=== EXTRACTED INFORMATION ===

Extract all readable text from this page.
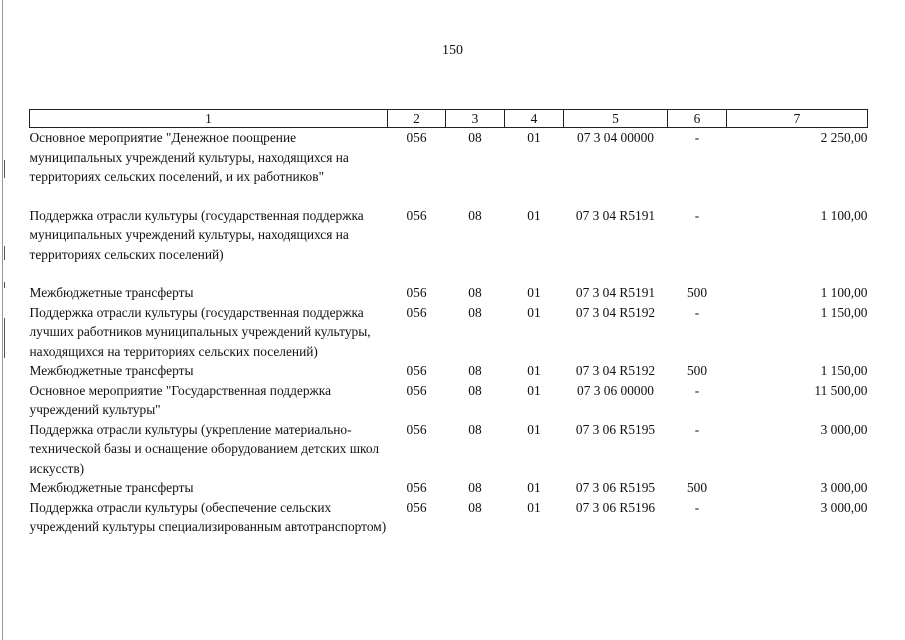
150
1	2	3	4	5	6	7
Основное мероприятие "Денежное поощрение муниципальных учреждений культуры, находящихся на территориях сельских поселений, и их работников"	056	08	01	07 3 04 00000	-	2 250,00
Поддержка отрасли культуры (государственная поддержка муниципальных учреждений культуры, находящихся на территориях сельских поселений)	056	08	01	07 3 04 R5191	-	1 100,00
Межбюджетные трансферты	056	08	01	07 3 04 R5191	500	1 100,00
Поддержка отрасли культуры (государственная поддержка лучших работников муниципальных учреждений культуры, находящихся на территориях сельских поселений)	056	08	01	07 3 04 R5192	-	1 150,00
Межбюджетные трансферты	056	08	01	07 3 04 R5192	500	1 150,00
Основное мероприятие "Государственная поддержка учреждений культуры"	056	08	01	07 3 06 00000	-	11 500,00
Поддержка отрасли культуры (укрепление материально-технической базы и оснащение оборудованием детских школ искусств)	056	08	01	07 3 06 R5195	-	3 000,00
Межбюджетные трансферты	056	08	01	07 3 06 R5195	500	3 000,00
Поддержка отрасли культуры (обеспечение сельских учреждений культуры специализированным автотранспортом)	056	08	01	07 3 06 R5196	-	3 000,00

===
=== EXTRACTED INFORMATION ===

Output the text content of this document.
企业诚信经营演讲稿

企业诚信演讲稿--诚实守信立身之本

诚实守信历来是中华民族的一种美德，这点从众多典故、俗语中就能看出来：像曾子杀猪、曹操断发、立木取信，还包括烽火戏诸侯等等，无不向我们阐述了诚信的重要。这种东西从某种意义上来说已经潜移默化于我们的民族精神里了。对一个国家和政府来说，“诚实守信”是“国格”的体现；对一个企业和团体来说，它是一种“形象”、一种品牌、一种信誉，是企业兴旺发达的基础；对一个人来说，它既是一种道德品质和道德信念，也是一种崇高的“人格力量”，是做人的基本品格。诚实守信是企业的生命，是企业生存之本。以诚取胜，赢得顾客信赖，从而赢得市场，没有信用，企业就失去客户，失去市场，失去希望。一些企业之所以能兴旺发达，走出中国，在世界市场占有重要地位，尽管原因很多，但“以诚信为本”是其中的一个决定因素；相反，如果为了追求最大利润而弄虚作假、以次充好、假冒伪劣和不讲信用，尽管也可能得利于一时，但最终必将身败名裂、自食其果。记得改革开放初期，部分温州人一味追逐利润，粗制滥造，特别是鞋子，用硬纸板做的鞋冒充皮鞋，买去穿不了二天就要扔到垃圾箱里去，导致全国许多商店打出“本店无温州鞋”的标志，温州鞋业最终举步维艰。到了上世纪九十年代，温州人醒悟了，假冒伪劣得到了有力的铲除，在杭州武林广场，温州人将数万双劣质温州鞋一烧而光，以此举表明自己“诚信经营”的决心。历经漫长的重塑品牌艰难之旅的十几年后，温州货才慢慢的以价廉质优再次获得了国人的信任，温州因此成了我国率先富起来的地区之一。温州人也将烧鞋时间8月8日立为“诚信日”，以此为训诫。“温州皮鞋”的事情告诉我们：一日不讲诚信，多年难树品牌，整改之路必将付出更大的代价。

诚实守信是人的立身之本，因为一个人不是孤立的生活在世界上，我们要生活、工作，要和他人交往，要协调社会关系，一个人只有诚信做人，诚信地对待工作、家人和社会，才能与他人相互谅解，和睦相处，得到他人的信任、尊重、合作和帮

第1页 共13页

===

▶ _TASK INSTRUCTIONS_:
Search the listing for the string "работников". Copy each line where it turns up.

▶ _THE RESPONSE_:
Основное мероприятие "Денежное поощрение муниципальных учреждений культуры, находящихся на территориях сельских поселений, и их работников"	056	08	01	07 3 04 00000	-	2 250,00
Поддержка отрасли культуры (государственная поддержка лучших работников муниципальных учреждений культуры, находящихся на территориях сельских поселений)	056	08	01	07 3 04 R5192	-	1 150,00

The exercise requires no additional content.